PROBLEM TO WORK ON ->
Look through the records below, and copy out every line that holds the string "EXACTITUDES".

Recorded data

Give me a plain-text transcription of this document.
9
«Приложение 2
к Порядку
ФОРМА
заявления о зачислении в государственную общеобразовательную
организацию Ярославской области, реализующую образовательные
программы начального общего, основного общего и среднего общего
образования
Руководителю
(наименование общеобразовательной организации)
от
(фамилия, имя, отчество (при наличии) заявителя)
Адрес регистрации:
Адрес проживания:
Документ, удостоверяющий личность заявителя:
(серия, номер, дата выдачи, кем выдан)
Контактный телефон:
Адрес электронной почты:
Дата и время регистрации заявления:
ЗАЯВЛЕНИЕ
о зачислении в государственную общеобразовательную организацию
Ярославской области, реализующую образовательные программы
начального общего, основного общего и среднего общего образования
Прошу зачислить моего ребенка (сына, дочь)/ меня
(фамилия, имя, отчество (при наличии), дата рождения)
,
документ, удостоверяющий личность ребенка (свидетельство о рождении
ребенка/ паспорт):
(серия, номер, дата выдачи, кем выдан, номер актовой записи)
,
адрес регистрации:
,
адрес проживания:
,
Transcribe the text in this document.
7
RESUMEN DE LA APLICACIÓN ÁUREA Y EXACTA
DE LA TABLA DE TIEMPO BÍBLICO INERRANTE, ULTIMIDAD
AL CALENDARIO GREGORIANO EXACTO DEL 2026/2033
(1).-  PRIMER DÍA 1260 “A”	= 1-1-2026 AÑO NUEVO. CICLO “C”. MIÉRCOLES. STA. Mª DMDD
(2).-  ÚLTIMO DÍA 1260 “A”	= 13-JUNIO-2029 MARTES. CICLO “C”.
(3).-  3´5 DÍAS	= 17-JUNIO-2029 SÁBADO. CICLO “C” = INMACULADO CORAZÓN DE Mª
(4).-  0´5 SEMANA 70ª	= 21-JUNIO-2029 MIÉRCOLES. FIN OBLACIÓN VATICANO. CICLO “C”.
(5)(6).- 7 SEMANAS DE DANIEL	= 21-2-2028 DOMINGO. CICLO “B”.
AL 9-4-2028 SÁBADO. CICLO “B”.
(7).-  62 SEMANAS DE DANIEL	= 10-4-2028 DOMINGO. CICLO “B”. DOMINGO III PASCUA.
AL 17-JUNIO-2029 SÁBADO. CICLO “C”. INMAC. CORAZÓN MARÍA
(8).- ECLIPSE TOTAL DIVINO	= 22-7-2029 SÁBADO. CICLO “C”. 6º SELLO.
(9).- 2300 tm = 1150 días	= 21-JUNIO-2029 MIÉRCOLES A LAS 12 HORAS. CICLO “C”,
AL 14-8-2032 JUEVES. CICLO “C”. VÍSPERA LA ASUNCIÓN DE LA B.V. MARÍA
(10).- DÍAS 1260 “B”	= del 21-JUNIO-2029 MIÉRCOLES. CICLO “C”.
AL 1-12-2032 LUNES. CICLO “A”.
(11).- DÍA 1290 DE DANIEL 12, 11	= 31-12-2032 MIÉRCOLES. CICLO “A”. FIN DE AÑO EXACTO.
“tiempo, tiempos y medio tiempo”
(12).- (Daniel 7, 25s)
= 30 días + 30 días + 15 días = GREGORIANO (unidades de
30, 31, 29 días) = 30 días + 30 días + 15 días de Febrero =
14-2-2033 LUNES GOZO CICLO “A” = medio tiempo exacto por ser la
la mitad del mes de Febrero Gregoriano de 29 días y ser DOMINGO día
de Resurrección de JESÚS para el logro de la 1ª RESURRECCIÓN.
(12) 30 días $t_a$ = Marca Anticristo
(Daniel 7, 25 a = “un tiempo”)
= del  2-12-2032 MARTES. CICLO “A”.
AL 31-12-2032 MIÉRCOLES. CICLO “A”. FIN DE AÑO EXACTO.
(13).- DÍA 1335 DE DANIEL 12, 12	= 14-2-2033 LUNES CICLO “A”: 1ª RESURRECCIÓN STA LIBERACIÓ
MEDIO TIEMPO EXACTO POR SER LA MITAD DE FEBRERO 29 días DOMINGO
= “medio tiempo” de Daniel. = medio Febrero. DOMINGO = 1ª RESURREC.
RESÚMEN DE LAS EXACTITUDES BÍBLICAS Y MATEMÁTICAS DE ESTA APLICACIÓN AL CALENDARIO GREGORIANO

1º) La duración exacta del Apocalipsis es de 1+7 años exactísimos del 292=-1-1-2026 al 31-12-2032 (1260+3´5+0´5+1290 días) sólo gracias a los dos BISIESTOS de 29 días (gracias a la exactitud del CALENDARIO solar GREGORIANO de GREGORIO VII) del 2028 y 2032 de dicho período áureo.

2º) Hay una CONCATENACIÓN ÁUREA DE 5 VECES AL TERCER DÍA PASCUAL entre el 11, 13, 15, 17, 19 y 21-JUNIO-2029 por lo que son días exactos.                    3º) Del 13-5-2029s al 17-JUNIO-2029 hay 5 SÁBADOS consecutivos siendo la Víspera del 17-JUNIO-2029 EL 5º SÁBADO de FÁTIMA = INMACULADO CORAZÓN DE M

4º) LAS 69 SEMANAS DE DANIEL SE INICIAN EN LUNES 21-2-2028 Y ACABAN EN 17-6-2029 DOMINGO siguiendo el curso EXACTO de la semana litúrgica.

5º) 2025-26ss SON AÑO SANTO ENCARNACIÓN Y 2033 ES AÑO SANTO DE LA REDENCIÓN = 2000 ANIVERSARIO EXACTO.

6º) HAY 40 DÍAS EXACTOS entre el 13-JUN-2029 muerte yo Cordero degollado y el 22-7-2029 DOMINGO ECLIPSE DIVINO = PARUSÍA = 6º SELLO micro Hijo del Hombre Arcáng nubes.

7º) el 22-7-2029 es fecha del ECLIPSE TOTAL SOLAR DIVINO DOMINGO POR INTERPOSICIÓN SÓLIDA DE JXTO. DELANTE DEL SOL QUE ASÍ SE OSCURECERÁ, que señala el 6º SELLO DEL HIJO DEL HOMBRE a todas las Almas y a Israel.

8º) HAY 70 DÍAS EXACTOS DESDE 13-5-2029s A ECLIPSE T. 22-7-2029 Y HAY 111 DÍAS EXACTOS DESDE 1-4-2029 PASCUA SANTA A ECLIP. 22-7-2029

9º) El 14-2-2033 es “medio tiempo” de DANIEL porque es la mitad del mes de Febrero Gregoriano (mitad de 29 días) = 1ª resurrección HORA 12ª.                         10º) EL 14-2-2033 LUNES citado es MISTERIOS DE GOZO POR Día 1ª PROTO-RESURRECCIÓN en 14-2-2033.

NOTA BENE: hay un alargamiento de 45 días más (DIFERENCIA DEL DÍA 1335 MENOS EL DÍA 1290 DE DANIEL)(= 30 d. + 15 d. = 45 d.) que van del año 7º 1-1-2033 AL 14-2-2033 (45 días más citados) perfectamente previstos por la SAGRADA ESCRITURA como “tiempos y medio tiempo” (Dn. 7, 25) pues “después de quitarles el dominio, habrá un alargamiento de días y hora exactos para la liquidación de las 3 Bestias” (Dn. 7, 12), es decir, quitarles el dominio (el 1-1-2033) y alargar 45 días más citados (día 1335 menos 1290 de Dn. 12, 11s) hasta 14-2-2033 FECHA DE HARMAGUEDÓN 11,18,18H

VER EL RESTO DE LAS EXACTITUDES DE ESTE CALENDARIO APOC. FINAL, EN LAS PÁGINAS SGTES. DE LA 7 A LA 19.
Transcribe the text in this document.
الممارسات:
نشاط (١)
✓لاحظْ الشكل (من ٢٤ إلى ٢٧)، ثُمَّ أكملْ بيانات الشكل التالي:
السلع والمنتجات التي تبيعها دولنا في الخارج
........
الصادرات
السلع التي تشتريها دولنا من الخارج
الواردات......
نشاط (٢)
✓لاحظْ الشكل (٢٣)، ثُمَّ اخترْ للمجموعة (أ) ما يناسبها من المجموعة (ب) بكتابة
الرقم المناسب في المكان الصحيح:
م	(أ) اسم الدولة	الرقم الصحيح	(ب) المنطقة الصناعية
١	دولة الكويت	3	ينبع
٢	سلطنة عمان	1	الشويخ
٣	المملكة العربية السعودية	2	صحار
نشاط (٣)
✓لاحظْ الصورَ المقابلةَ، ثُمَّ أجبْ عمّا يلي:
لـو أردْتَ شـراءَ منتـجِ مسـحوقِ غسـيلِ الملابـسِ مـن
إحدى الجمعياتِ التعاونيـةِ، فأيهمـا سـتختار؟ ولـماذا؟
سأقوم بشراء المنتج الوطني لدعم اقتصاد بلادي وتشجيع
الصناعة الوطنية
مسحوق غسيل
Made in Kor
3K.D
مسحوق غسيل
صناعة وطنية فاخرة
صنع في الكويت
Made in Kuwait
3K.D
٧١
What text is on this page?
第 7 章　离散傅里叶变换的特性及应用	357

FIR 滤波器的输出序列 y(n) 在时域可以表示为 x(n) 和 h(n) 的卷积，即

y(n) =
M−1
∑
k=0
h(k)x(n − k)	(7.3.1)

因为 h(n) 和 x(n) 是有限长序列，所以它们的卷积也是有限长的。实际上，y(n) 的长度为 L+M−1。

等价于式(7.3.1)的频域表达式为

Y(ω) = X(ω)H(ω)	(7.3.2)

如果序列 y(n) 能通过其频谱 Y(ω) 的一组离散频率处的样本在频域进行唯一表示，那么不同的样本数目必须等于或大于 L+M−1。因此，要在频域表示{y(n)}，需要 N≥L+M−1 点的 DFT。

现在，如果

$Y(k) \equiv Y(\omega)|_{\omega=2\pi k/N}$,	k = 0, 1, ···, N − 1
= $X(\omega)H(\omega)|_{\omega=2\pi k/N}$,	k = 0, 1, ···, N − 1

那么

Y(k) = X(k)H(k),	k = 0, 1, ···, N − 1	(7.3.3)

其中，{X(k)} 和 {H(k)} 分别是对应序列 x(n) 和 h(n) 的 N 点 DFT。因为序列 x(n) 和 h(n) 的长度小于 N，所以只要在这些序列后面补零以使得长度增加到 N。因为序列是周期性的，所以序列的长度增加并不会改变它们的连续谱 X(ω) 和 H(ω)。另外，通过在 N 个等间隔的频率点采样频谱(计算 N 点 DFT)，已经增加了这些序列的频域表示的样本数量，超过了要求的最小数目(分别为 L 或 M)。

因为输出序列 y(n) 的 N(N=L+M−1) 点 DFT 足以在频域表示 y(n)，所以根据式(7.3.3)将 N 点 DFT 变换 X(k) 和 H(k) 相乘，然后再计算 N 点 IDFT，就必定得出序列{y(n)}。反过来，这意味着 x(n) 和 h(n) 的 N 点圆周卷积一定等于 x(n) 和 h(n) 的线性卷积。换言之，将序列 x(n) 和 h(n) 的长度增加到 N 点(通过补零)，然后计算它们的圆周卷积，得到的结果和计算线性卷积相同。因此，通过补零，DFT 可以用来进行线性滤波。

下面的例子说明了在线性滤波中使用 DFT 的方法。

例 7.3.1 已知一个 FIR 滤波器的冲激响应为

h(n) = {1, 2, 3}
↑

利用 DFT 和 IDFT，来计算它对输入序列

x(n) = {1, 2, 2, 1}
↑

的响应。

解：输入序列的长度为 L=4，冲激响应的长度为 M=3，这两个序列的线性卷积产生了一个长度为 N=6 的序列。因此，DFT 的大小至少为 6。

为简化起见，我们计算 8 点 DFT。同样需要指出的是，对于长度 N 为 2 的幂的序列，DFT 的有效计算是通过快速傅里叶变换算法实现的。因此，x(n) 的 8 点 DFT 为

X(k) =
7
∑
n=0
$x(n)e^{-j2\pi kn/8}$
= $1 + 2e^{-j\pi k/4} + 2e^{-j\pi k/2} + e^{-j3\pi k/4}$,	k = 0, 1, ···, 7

RESPONSE TO THE TASK ->
RESÚMEN DE LAS EXACTITUDES BÍBLICAS Y MATEMÁTICAS DE ESTA APLICACIÓN AL CALENDARIO GREGORIANO
VER EL RESTO DE LAS EXACTITUDES DE ESTE CALENDARIO APOC. FINAL, EN LAS PÁGINAS SGTES. DE LA 7 A LA 19.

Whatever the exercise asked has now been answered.